--- start Information supplied ---

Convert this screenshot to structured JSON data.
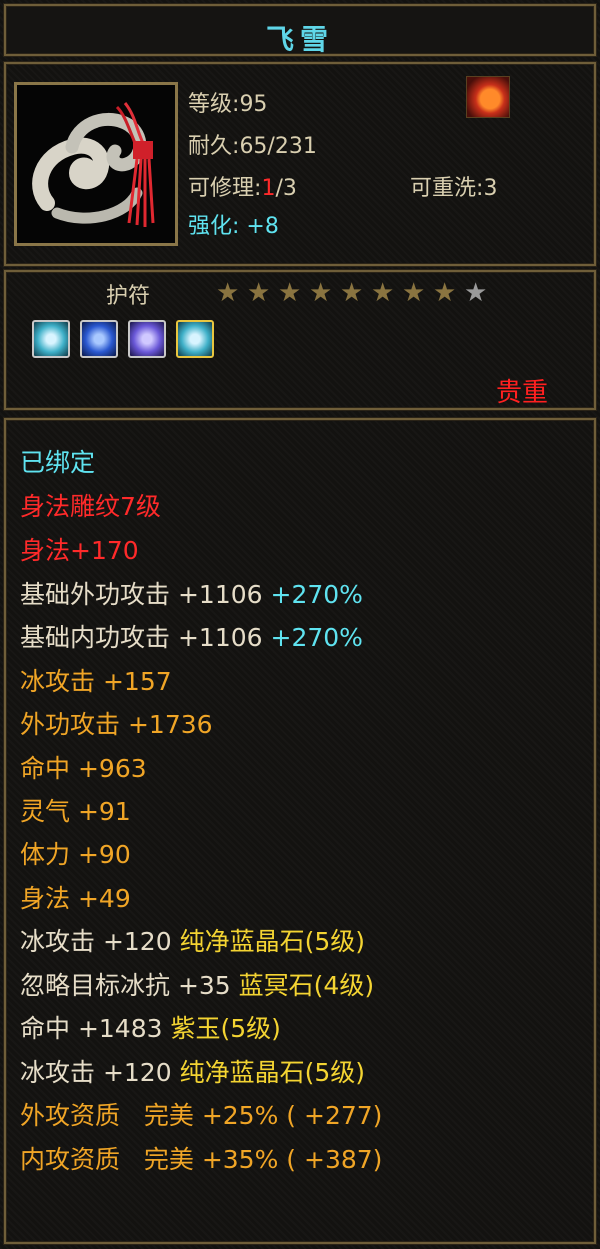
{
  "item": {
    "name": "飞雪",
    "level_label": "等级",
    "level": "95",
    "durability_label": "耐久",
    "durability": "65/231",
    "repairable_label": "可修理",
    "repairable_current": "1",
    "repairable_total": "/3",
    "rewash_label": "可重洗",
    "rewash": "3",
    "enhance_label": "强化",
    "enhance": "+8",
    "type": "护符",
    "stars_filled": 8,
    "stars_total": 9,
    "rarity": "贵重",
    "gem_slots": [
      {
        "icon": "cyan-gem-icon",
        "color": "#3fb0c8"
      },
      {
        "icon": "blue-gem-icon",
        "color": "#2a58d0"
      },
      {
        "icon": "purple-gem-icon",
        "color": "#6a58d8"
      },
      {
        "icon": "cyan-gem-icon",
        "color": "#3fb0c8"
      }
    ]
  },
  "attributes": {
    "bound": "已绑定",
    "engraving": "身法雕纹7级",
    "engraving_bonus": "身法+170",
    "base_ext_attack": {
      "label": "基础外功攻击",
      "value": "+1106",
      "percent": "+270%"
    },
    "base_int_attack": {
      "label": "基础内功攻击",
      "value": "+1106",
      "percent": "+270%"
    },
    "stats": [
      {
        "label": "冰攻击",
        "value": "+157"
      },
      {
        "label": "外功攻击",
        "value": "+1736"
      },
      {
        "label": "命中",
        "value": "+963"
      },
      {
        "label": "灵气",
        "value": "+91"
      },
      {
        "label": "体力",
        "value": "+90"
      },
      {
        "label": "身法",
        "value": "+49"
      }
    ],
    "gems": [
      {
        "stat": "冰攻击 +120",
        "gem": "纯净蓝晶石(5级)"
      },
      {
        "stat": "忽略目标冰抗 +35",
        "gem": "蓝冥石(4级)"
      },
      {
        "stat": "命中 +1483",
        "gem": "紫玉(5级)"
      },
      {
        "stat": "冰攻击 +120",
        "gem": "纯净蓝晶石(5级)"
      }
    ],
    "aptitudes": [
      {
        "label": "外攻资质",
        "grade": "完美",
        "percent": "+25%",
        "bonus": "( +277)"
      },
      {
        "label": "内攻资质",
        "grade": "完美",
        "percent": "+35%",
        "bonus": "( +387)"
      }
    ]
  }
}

--- end Information supplied ---

Write out all the entries exactly, except for the pictures.

= In response =
Convert this screenshot to structured JSON data.
{
  "item": {
    "name": "飞雪",
    "level_label": "等级",
    "level": "95",
    "durability_label": "耐久",
    "durability": "65/231",
    "repairable_label": "可修理",
    "repairable_current": "1",
    "repairable_total": "/3",
    "rewash_label": "可重洗",
    "rewash": "3",
    "enhance_label": "强化",
    "enhance": "+8",
    "type": "护符",
    "stars_filled": 8,
    "stars_total": 9,
    "rarity": "贵重",
    "gem_slots": [
      {
        "icon": "cyan-gem-icon",
        "color": "#3fb0c8"
      },
      {
        "icon": "blue-gem-icon",
        "color": "#2a58d0"
      },
      {
        "icon": "purple-gem-icon",
        "color": "#6a58d8"
      },
      {
        "icon": "cyan-gem-icon",
        "color": "#3fb0c8"
      }
    ]
  },
  "attributes": {
    "bound": "已绑定",
    "engraving": "身法雕纹7级",
    "engraving_bonus": "身法+170",
    "base_ext_attack": {
      "label": "基础外功攻击",
      "value": "+1106",
      "percent": "+270%"
    },
    "base_int_attack": {
      "label": "基础内功攻击",
      "value": "+1106",
      "percent": "+270%"
    },
    "stats": [
      {
        "label": "冰攻击",
        "value": "+157"
      },
      {
        "label": "外功攻击",
        "value": "+1736"
      },
      {
        "label": "命中",
        "value": "+963"
      },
      {
        "label": "灵气",
        "value": "+91"
      },
      {
        "label": "体力",
        "value": "+90"
      },
      {
        "label": "身法",
        "value": "+49"
      }
    ],
    "gems": [
      {
        "stat": "冰攻击 +120",
        "gem": "纯净蓝晶石(5级)"
      },
      {
        "stat": "忽略目标冰抗 +35",
        "gem": "蓝冥石(4级)"
      },
      {
        "stat": "命中 +1483",
        "gem": "紫玉(5级)"
      },
      {
        "stat": "冰攻击 +120",
        "gem": "纯净蓝晶石(5级)"
      }
    ],
    "aptitudes": [
      {
        "label": "外攻资质",
        "grade": "完美",
        "percent": "+25%",
        "bonus": "( +277)"
      },
      {
        "label": "内攻资质",
        "grade": "完美",
        "percent": "+35%",
        "bonus": "( +387)"
      }
    ]
  }
}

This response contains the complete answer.